- **DATASET CONTENT**
* * * *

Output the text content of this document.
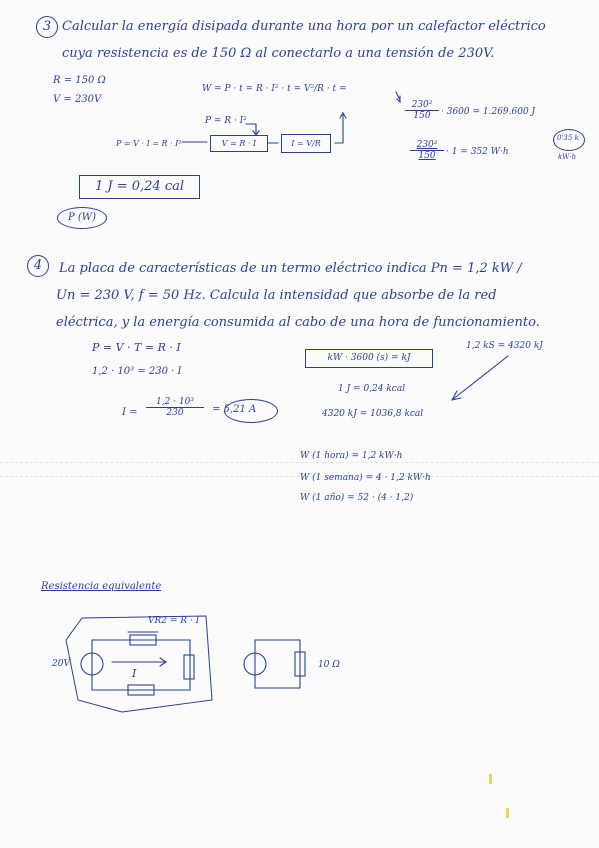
3 Calcular la energía disipada durante una hora por un calefactor eléctrico
cuya resistencia es de 150 Ω al conectarlo a una tensión de 230V.
R = 150 Ω
V = 230V
W = P · t = R · I² · t = V²/R · t =
P = R · I²	$\frac{\text{230²}}{150} \cdot 3600 = 1.269.600$ J
$\frac{\text{230²}}{150} \cdot 1 = 352$ W·h
0'35 k
kW·h
P = V · I = R · I²	V = R · I	I = V/R
1 J = 0,24 cal
P (W)
4	La placa de características de un termo eléctrico indica Pn = 1,2 kW /
Un = 230 V, f = 50 Hz. Calcula la intensidad que absorbe de la red
eléctrica, y la energía consumida al cabo de una hora de funcionamiento.
P = V · T = R · I
1,2 · 10³ = 230 · I
$I = \frac{\text{1,2 · 10³}}{230} = 5,21$ A
kW · 3600 (s) = kJ
1,2 kS = 4320 kJ
1 J = 0,24 kcal
4320 kJ = 1036,8 kcal
W (1 hora) = 1,2 kW·h
W (1 semana) = 4 · 1,2 kW·h
W (1 año) = 52 · (4 · 1,2)
Resistencia equivalente
VR2 = R · I
20V
I
10 Ω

* * * *

- **WHAT IS ASKED**
List every line above that holds the word "text".

- **EXERCISE RESPONSE**
Output the text content of this document.
P = R · I²	$\frac{\text{230²}}{150} \cdot 3600 = 1.269.600$ J
$\frac{\text{230²}}{150} \cdot 1 = 352$ W·h
$I = \frac{\text{1,2 · 10³}}{230} = 5,21$ A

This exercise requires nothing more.